[Box coordinate listings]

⁂

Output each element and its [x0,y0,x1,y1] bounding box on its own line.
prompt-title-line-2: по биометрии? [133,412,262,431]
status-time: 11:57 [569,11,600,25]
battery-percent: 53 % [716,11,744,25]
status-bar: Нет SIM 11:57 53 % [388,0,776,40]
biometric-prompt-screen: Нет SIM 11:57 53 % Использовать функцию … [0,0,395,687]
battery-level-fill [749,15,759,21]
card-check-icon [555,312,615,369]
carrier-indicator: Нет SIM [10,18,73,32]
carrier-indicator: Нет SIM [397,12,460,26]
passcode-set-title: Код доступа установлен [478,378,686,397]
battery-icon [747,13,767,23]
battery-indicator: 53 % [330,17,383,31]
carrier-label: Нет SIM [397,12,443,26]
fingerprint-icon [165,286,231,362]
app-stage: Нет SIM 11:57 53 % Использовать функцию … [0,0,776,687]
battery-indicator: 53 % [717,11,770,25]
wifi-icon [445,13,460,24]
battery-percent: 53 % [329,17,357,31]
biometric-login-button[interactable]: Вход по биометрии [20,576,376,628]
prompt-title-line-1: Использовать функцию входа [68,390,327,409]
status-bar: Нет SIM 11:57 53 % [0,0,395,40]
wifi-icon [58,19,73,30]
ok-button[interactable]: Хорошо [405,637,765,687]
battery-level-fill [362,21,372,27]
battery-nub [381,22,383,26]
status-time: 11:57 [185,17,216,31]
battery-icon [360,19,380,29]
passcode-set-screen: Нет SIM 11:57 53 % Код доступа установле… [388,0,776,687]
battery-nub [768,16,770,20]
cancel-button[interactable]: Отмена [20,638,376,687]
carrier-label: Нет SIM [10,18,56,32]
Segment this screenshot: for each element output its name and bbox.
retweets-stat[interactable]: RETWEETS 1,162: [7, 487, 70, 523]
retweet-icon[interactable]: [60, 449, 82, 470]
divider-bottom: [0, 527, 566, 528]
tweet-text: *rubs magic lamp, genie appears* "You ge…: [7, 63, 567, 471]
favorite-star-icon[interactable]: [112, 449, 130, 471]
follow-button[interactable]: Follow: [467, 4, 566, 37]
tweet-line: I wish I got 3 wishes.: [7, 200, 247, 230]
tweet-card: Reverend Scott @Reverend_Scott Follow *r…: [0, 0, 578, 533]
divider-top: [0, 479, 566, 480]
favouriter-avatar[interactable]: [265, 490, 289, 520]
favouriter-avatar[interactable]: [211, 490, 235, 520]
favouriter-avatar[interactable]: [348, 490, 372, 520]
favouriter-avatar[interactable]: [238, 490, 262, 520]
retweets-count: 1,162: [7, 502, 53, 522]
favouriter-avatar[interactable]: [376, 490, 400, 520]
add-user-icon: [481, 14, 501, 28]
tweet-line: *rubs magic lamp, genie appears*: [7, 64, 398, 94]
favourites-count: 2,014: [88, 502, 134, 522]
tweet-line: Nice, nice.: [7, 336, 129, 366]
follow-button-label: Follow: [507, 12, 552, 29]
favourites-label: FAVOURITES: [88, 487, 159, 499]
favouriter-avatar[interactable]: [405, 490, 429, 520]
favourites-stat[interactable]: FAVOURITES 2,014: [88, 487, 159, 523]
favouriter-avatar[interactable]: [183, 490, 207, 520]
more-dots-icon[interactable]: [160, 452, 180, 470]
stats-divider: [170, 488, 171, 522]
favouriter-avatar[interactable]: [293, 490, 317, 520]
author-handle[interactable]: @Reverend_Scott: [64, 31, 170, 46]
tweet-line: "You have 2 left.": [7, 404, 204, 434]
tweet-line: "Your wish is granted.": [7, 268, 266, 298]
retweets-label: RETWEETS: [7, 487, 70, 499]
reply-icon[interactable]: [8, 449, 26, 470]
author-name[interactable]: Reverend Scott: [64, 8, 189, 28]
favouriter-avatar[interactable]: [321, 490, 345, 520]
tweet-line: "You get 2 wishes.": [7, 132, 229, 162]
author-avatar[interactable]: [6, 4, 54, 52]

⁂

Reproduce all of the material, swapping "battery-nub" for "battery-tip" at every occurrence and leaving everything else the same.

Output each element and its [x0,y0,x1,y1] bounding box on its own line.
prompt-title-line-2: по биометрии? [133,412,262,431]
status-time: 11:57 [569,11,600,25]
battery-percent: 53 % [716,11,744,25]
status-bar: Нет SIM 11:57 53 % [388,0,776,40]
biometric-prompt-screen: Нет SIM 11:57 53 % Использовать функцию … [0,0,395,687]
battery-level-fill [749,15,759,21]
card-check-icon [555,312,615,369]
carrier-indicator: Нет SIM [10,18,73,32]
carrier-indicator: Нет SIM [397,12,460,26]
passcode-set-title: Код доступа установлен [478,378,686,397]
battery-icon [747,13,767,23]
battery-indicator: 53 % [330,17,383,31]
carrier-label: Нет SIM [397,12,443,26]
fingerprint-icon [165,286,231,362]
app-stage: Нет SIM 11:57 53 % Использовать функцию … [0,0,776,687]
battery-indicator: 53 % [717,11,770,25]
wifi-icon [445,13,460,24]
battery-percent: 53 % [329,17,357,31]
biometric-login-button[interactable]: Вход по биометрии [20,576,376,628]
prompt-title-line-1: Использовать функцию входа [68,390,327,409]
status-bar: Нет SIM 11:57 53 % [0,0,395,40]
wifi-icon [58,19,73,30]
ok-button[interactable]: Хорошо [405,637,765,687]
battery-level-fill [362,21,372,27]
battery-tip [381,22,383,26]
status-time: 11:57 [185,17,216,31]
battery-icon [360,19,380,29]
passcode-set-screen: Нет SIM 11:57 53 % Код доступа установле… [388,0,776,687]
battery-tip [768,16,770,20]
cancel-button[interactable]: Отмена [20,638,376,687]
carrier-label: Нет SIM [10,18,56,32]
Segment this screenshot: for each element output its name and bbox.
retweets-stat[interactable]: RETWEETS 1,162: [7, 487, 70, 523]
retweet-icon[interactable]: [60, 449, 82, 470]
divider-bottom: [0, 527, 566, 528]
tweet-text: *rubs magic lamp, genie appears* "You ge…: [7, 63, 567, 471]
favorite-star-icon[interactable]: [112, 449, 130, 471]
follow-button[interactable]: Follow: [467, 4, 566, 37]
tweet-line: I wish I got 3 wishes.: [7, 200, 247, 230]
tweet-card: Reverend Scott @Reverend_Scott Follow *r…: [0, 0, 578, 533]
divider-top: [0, 479, 566, 480]
favouriter-avatar[interactable]: [265, 490, 289, 520]
favouriter-avatar[interactable]: [211, 490, 235, 520]
favouriter-avatar[interactable]: [348, 490, 372, 520]
favouriter-avatar[interactable]: [238, 490, 262, 520]
retweets-count: 1,162: [7, 502, 53, 522]
favouriter-avatar[interactable]: [376, 490, 400, 520]
add-user-icon: [481, 14, 501, 28]
tweet-line: *rubs magic lamp, genie appears*: [7, 64, 398, 94]
favourites-count: 2,014: [88, 502, 134, 522]
tweet-line: Nice, nice.: [7, 336, 129, 366]
follow-button-label: Follow: [507, 12, 552, 29]
favourites-label: FAVOURITES: [88, 487, 159, 499]
favouriter-avatar[interactable]: [405, 490, 429, 520]
favourites-stat[interactable]: FAVOURITES 2,014: [88, 487, 159, 523]
favouriter-avatar[interactable]: [183, 490, 207, 520]
more-dots-icon[interactable]: [160, 452, 180, 470]
stats-divider: [170, 488, 171, 522]
favouriter-avatar[interactable]: [293, 490, 317, 520]
author-handle[interactable]: @Reverend_Scott: [64, 31, 170, 46]
tweet-line: "You have 2 left.": [7, 404, 204, 434]
tweet-line: "Your wish is granted.": [7, 268, 266, 298]
retweets-label: RETWEETS: [7, 487, 70, 499]
reply-icon[interactable]: [8, 449, 26, 470]
author-name[interactable]: Reverend Scott: [64, 8, 189, 28]
favouriter-avatar[interactable]: [321, 490, 345, 520]
tweet-line: "You get 2 wishes.": [7, 132, 229, 162]
author-avatar[interactable]: [6, 4, 54, 52]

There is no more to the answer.